DATASET CONTENT:
______
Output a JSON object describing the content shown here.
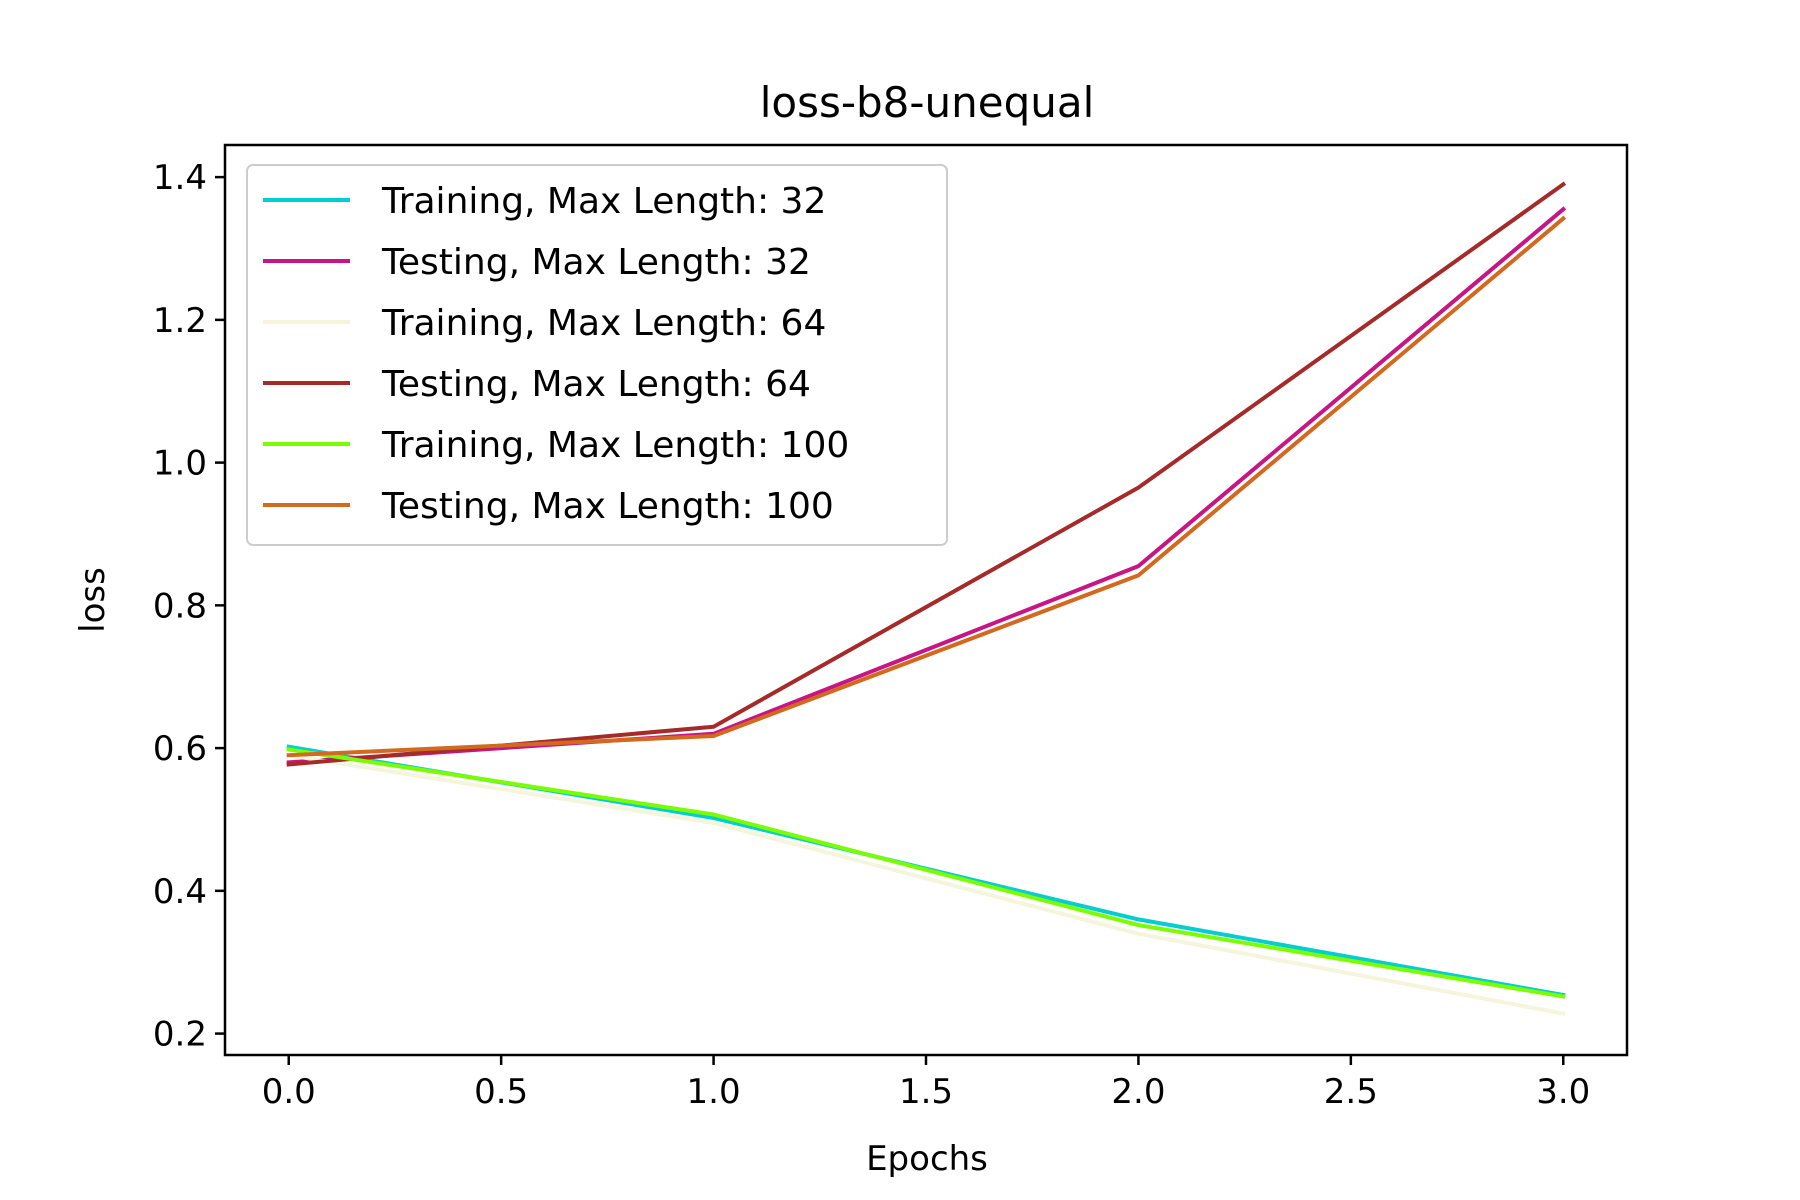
{
  "chart_data": {
    "type": "line",
    "title": "loss-b8-unequal",
    "xlabel": "Epochs",
    "ylabel": "loss",
    "xlim": [
      -0.15,
      3.15
    ],
    "ylim": [
      0.17,
      1.445
    ],
    "xticks": [
      0.0,
      0.5,
      1.0,
      1.5,
      2.0,
      2.5,
      3.0
    ],
    "xtick_labels": [
      "0.0",
      "0.5",
      "1.0",
      "1.5",
      "2.0",
      "2.5",
      "3.0"
    ],
    "yticks": [
      0.2,
      0.4,
      0.6,
      0.8,
      1.0,
      1.2,
      1.4
    ],
    "ytick_labels": [
      "0.2",
      "0.4",
      "0.6",
      "0.8",
      "1.0",
      "1.2",
      "1.4"
    ],
    "grid": false,
    "legend_position": "upper-left",
    "x": [
      0,
      1,
      2,
      3
    ],
    "series": [
      {
        "name": "Training, Max Length: 32",
        "color": "#00CED1",
        "values": [
          0.602,
          0.502,
          0.36,
          0.254
        ]
      },
      {
        "name": "Testing, Max Length: 32",
        "color": "#C71585",
        "values": [
          0.58,
          0.62,
          0.855,
          1.355
        ]
      },
      {
        "name": "Training, Max Length: 64",
        "color": "#F5F5DC",
        "values": [
          0.59,
          0.495,
          0.34,
          0.228
        ]
      },
      {
        "name": "Testing, Max Length: 64",
        "color": "#A52A2A",
        "values": [
          0.577,
          0.63,
          0.965,
          1.39
        ]
      },
      {
        "name": "Training, Max Length: 100",
        "color": "#7CFC00",
        "values": [
          0.598,
          0.507,
          0.352,
          0.252
        ]
      },
      {
        "name": "Testing, Max Length: 100",
        "color": "#D2691E",
        "values": [
          0.59,
          0.617,
          0.842,
          1.342
        ]
      }
    ]
  }
}
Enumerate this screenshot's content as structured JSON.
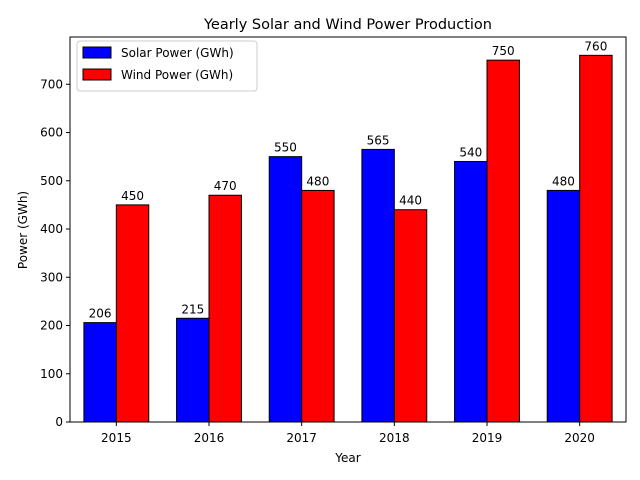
{
  "chart_data": {
    "type": "bar",
    "title": "Yearly Solar and Wind Power Production",
    "xlabel": "Year",
    "ylabel": "Power (GWh)",
    "categories": [
      "2015",
      "2016",
      "2017",
      "2018",
      "2019",
      "2020"
    ],
    "series": [
      {
        "name": "Solar Power (GWh)",
        "color": "#0000ff",
        "values": [
          206,
          215,
          550,
          565,
          540,
          480
        ]
      },
      {
        "name": "Wind Power (GWh)",
        "color": "#ff0000",
        "values": [
          450,
          470,
          480,
          440,
          750,
          760
        ]
      }
    ],
    "yticks": [
      0,
      100,
      200,
      300,
      400,
      500,
      600,
      700
    ],
    "ylim": [
      0,
      798
    ],
    "grid": false,
    "legend": "top-left",
    "data_labels": true
  }
}
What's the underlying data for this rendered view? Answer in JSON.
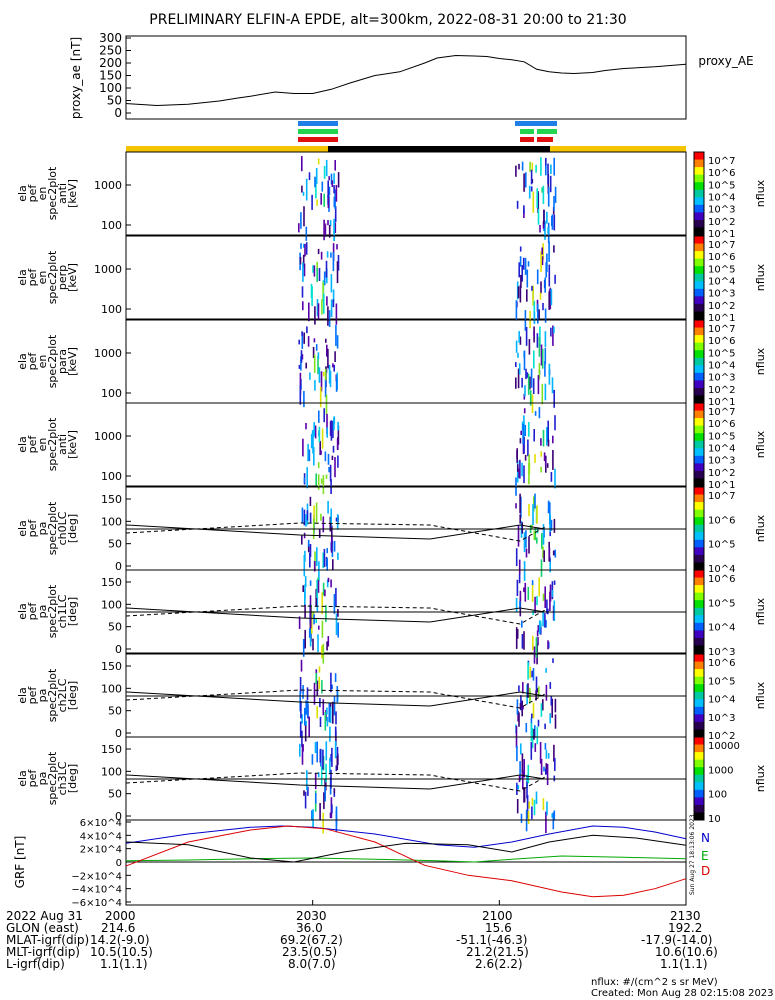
______
PROBLEM DETAILS:
Make an exact reproduction of the listing above, without any pictures.

WORKED ANSWER:
Output a JSON object describing the content shown here.
{
  "chart_data": {
    "type": "line",
    "title": "loss-b8-unequal",
    "xlabel": "Epochs",
    "ylabel": "loss",
    "xlim": [
      -0.15,
      3.15
    ],
    "ylim": [
      0.17,
      1.445
    ],
    "xticks": [
      0.0,
      0.5,
      1.0,
      1.5,
      2.0,
      2.5,
      3.0
    ],
    "xtick_labels": [
      "0.0",
      "0.5",
      "1.0",
      "1.5",
      "2.0",
      "2.5",
      "3.0"
    ],
    "yticks": [
      0.2,
      0.4,
      0.6,
      0.8,
      1.0,
      1.2,
      1.4
    ],
    "ytick_labels": [
      "0.2",
      "0.4",
      "0.6",
      "0.8",
      "1.0",
      "1.2",
      "1.4"
    ],
    "grid": false,
    "legend_position": "upper-left",
    "x": [
      0,
      1,
      2,
      3
    ],
    "series": [
      {
        "name": "Training, Max Length: 32",
        "color": "#00CED1",
        "values": [
          0.602,
          0.502,
          0.36,
          0.254
        ]
      },
      {
        "name": "Testing, Max Length: 32",
        "color": "#C71585",
        "values": [
          0.58,
          0.62,
          0.855,
          1.355
        ]
      },
      {
        "name": "Training, Max Length: 64",
        "color": "#F5F5DC",
        "values": [
          0.59,
          0.495,
          0.34,
          0.228
        ]
      },
      {
        "name": "Testing, Max Length: 64",
        "color": "#A52A2A",
        "values": [
          0.577,
          0.63,
          0.965,
          1.39
        ]
      },
      {
        "name": "Training, Max Length: 100",
        "color": "#7CFC00",
        "values": [
          0.598,
          0.507,
          0.352,
          0.252
        ]
      },
      {
        "name": "Testing, Max Length: 100",
        "color": "#D2691E",
        "values": [
          0.59,
          0.617,
          0.842,
          1.342
        ]
      }
    ]
  }
}
Enumerate this screenshot's content as structured JSON.
{
  "chart_data": {
    "type": "bar",
    "title": "Yearly Solar and Wind Power Production",
    "xlabel": "Year",
    "ylabel": "Power (GWh)",
    "categories": [
      "2015",
      "2016",
      "2017",
      "2018",
      "2019",
      "2020"
    ],
    "series": [
      {
        "name": "Solar Power (GWh)",
        "color": "#0000ff",
        "values": [
          206,
          215,
          550,
          565,
          540,
          480
        ]
      },
      {
        "name": "Wind Power (GWh)",
        "color": "#ff0000",
        "values": [
          450,
          470,
          480,
          440,
          750,
          760
        ]
      }
    ],
    "yticks": [
      0,
      100,
      200,
      300,
      400,
      500,
      600,
      700
    ],
    "ylim": [
      0,
      798
    ],
    "grid": false,
    "legend": "top-left",
    "data_labels": true
  }
}
What's the underlying data for this rendered view? Answer in JSON.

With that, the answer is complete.